_What this task involves_. Please switch "horizontal-scrollbar" to "h-scrollbar" in everything from the line containing "list-item[interactable]: 3: reLeft11.bmp" down to the line containing "list-item[interactable]: 5: reLeft13.bmp" in the items below, leaving the rest unchanged. Give back only those lines.
⁂
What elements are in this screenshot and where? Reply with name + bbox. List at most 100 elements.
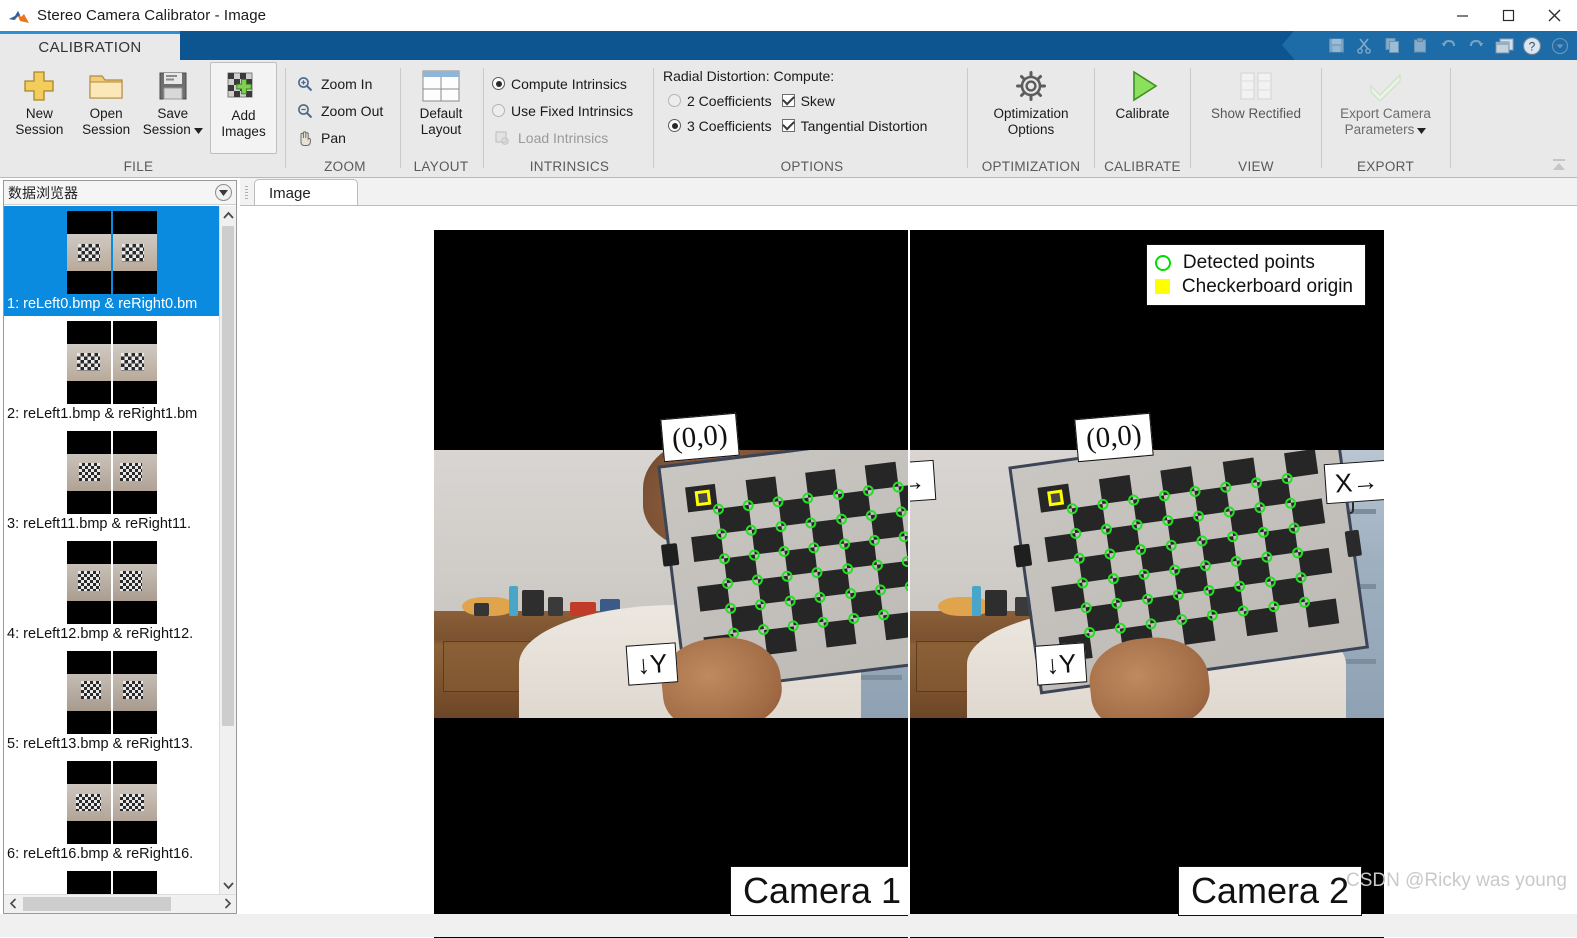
list-item[interactable]: 3: reLeft11.bmp & reRight11. bbox=[4, 426, 219, 536]
load-intrinsics-icon bbox=[492, 130, 512, 146]
thumbnail-left bbox=[67, 431, 111, 514]
horizontal-scrollbar-track[interactable] bbox=[21, 895, 219, 913]
image-pair-list[interactable]: 1: reLeft0.bmp & reRight0.bm 2: reLeft1.… bbox=[4, 206, 219, 894]
zoom-in-icon bbox=[295, 76, 315, 92]
paste-icon[interactable] bbox=[1407, 33, 1433, 59]
horizontal-scrollbar-thumb[interactable] bbox=[23, 897, 171, 911]
ribbon-group-optimization: Optimization Options OPTIMIZATION bbox=[969, 60, 1093, 178]
origin-label-camera-2: (0,0) bbox=[1074, 413, 1153, 462]
redo-icon[interactable] bbox=[1463, 33, 1489, 59]
tab-image-label: Image bbox=[269, 185, 311, 202]
zoom-in-label: Zoom In bbox=[321, 76, 372, 92]
list-item[interactable]: 6: reLeft16.bmp & reRight16. bbox=[4, 756, 219, 866]
thumbnail-pair bbox=[4, 759, 219, 845]
vertical-scrollbar[interactable] bbox=[219, 206, 236, 894]
minimize-icon[interactable] bbox=[1439, 0, 1485, 31]
y-axis-label-camera-2: ↓Y bbox=[1035, 642, 1088, 685]
data-browser-header: 数据浏览器 bbox=[4, 181, 236, 205]
list-item[interactable]: 4: reLeft12.bmp & reRight12. bbox=[4, 536, 219, 646]
optimization-options-label-2: Options bbox=[1008, 122, 1055, 138]
cut-icon[interactable] bbox=[1351, 33, 1377, 59]
ribbon-group-calibrate: Calibrate CALIBRATE bbox=[1096, 60, 1189, 178]
list-item[interactable]: 5: reLeft13.bmp & reRight13. bbox=[4, 646, 219, 756]
copy-icon[interactable] bbox=[1379, 33, 1405, 59]
add-images-label-2: Images bbox=[221, 124, 265, 140]
undo-icon[interactable] bbox=[1435, 33, 1461, 59]
pan-label: Pan bbox=[321, 130, 346, 146]
save-icon[interactable] bbox=[1323, 33, 1349, 59]
stereo-image-canvas[interactable]: (0,0) ↓Y Camera 1 bbox=[434, 230, 1384, 938]
show-rectified-label: Show Rectified bbox=[1211, 106, 1301, 122]
quick-access-notch bbox=[1282, 31, 1294, 59]
plus-icon bbox=[22, 66, 56, 106]
chevron-down-icon[interactable] bbox=[1417, 122, 1426, 138]
open-session-button[interactable]: Open Session bbox=[73, 60, 140, 139]
list-item[interactable]: 2: reLeft1.bmp & reRight1.bm bbox=[4, 316, 219, 426]
camera-2-photo bbox=[910, 450, 1384, 718]
help-icon[interactable]: ? bbox=[1519, 33, 1545, 59]
layout-icon[interactable] bbox=[1491, 33, 1517, 59]
open-session-label-1: Open bbox=[90, 106, 123, 122]
list-item[interactable]: 1: reLeft0.bmp & reRight0.bm bbox=[4, 206, 219, 316]
save-session-button[interactable]: Save Session bbox=[139, 60, 206, 139]
radio-compute-intrinsics[interactable]: Compute Intrinsics bbox=[487, 70, 632, 97]
close-icon[interactable] bbox=[1531, 0, 1577, 31]
y-axis-label-camera-1: ↓Y bbox=[626, 642, 679, 685]
list-item-label: 3: reLeft11.bmp & reRight11. bbox=[4, 515, 219, 536]
new-session-button[interactable]: New Session bbox=[6, 60, 73, 139]
thumbnail-left bbox=[67, 761, 111, 844]
tab-grip-handle[interactable] bbox=[245, 184, 250, 201]
list-item-label: 1: reLeft0.bmp & reRight0.bm bbox=[4, 295, 219, 316]
tab-calibration[interactable]: CALIBRATION bbox=[0, 31, 180, 60]
ribbon-group-export: Export Camera Parameters EXPORT bbox=[1323, 60, 1448, 178]
group-label-file: FILE bbox=[0, 159, 277, 178]
scroll-right-arrow-icon[interactable] bbox=[219, 897, 236, 912]
group-label-layout: LAYOUT bbox=[402, 159, 480, 178]
default-layout-button[interactable]: Default Layout bbox=[402, 60, 480, 139]
ribbon-tab-strip: CALIBRATION ? bbox=[0, 31, 1577, 60]
zoom-out-button[interactable]: Zoom Out bbox=[290, 97, 388, 124]
maximize-icon[interactable] bbox=[1485, 0, 1531, 31]
thumbnail-pair bbox=[4, 869, 219, 894]
title-bar: Stereo Camera Calibrator - Image bbox=[0, 0, 1577, 31]
tab-calibration-label: CALIBRATION bbox=[38, 39, 141, 56]
group-divider bbox=[1094, 68, 1095, 168]
list-item[interactable]: 7: reLeft17.bmp & reRight17. bbox=[4, 866, 219, 894]
checkbox-tangential-distortion[interactable]: Tangential Distortion bbox=[777, 113, 933, 138]
thumbnail-pair bbox=[4, 429, 219, 515]
ribbon-group-zoom: Zoom In Zoom Out Pan ZOOM bbox=[290, 60, 400, 178]
checkerboard-origin-marker bbox=[1047, 489, 1064, 506]
thumbnail-pair bbox=[4, 649, 219, 735]
radio-2-coefficients[interactable]: 2 Coefficients bbox=[663, 88, 777, 113]
tab-image[interactable]: Image bbox=[254, 179, 358, 206]
radio-3-coefficients[interactable]: 3 Coefficients bbox=[663, 113, 777, 138]
scroll-left-arrow-icon[interactable] bbox=[4, 897, 21, 912]
vertical-scrollbar-thumb[interactable] bbox=[222, 226, 234, 726]
optimization-options-button[interactable]: Optimization Options bbox=[985, 60, 1077, 139]
calibrate-button[interactable]: Calibrate bbox=[1097, 60, 1189, 122]
pan-button[interactable]: Pan bbox=[290, 124, 351, 151]
group-label-calibrate: CALIBRATE bbox=[1096, 159, 1189, 178]
detected-point-marker bbox=[832, 488, 844, 500]
checkbox-skew[interactable]: Skew bbox=[777, 88, 933, 113]
x-axis-label-camera-1: X→ bbox=[910, 460, 937, 504]
chevron-down-icon[interactable] bbox=[1547, 33, 1573, 59]
radio-indicator bbox=[668, 94, 681, 107]
add-images-button[interactable]: Add Images bbox=[210, 62, 277, 154]
zoom-in-button[interactable]: Zoom In bbox=[290, 70, 377, 97]
binder-clip bbox=[661, 543, 680, 567]
window-controls bbox=[1439, 0, 1577, 31]
chevron-down-circle-icon[interactable] bbox=[215, 184, 232, 201]
chevron-down-icon[interactable] bbox=[194, 122, 203, 138]
group-divider bbox=[967, 68, 968, 168]
origin-label-camera-1: (0,0) bbox=[660, 413, 739, 462]
collapse-ribbon-icon[interactable] bbox=[1551, 157, 1567, 173]
radio-use-fixed-intrinsics[interactable]: Use Fixed Intrinsics bbox=[487, 97, 638, 124]
scroll-down-arrow-icon[interactable] bbox=[220, 877, 236, 894]
group-divider bbox=[483, 68, 484, 168]
scroll-up-arrow-icon[interactable] bbox=[220, 206, 236, 223]
list-item-label: 5: reLeft13.bmp & reRight13. bbox=[4, 735, 219, 756]
export-label-2: Parameters bbox=[1345, 122, 1415, 138]
horizontal-scrollbar[interactable] bbox=[4, 894, 236, 913]
thumbnail-left bbox=[67, 871, 111, 894]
⁂
_Solved problem_.
list-item[interactable]: 3: reLeft11.bmp & reRight11. bbox=[4, 426, 219, 536]
load-intrinsics-icon bbox=[492, 130, 512, 146]
thumbnail-left bbox=[67, 431, 111, 514]
h-scrollbar-track[interactable] bbox=[21, 895, 219, 913]
image-pair-list[interactable]: 1: reLeft0.bmp & reRight0.bm 2: reLeft1.… bbox=[4, 206, 219, 894]
zoom-in-icon bbox=[295, 76, 315, 92]
paste-icon[interactable] bbox=[1407, 33, 1433, 59]
h-scrollbar-thumb[interactable] bbox=[23, 897, 171, 911]
ribbon-group-optimization: Optimization Options OPTIMIZATION bbox=[969, 60, 1093, 178]
origin-label-camera-2: (0,0) bbox=[1074, 413, 1153, 462]
redo-icon[interactable] bbox=[1463, 33, 1489, 59]
tab-image-label: Image bbox=[269, 185, 311, 202]
zoom-in-label: Zoom In bbox=[321, 76, 372, 92]
list-item[interactable]: 6: reLeft16.bmp & reRight16. bbox=[4, 756, 219, 866]
thumbnail-pair bbox=[4, 759, 219, 845]
vertical-scrollbar[interactable] bbox=[219, 206, 236, 894]
minimize-icon[interactable] bbox=[1439, 0, 1485, 31]
y-axis-label-camera-2: ↓Y bbox=[1035, 642, 1088, 685]
data-browser-header: 数据浏览器 bbox=[4, 181, 236, 205]
list-item[interactable]: 4: reLeft12.bmp & reRight12. bbox=[4, 536, 219, 646]
optimization-options-label-2: Options bbox=[1008, 122, 1055, 138]
cut-icon[interactable] bbox=[1351, 33, 1377, 59]
ribbon-group-calibrate: Calibrate CALIBRATE bbox=[1096, 60, 1189, 178]
list-item[interactable]: 5: reLeft13.bmp & reRight13. bbox=[4, 646, 219, 756]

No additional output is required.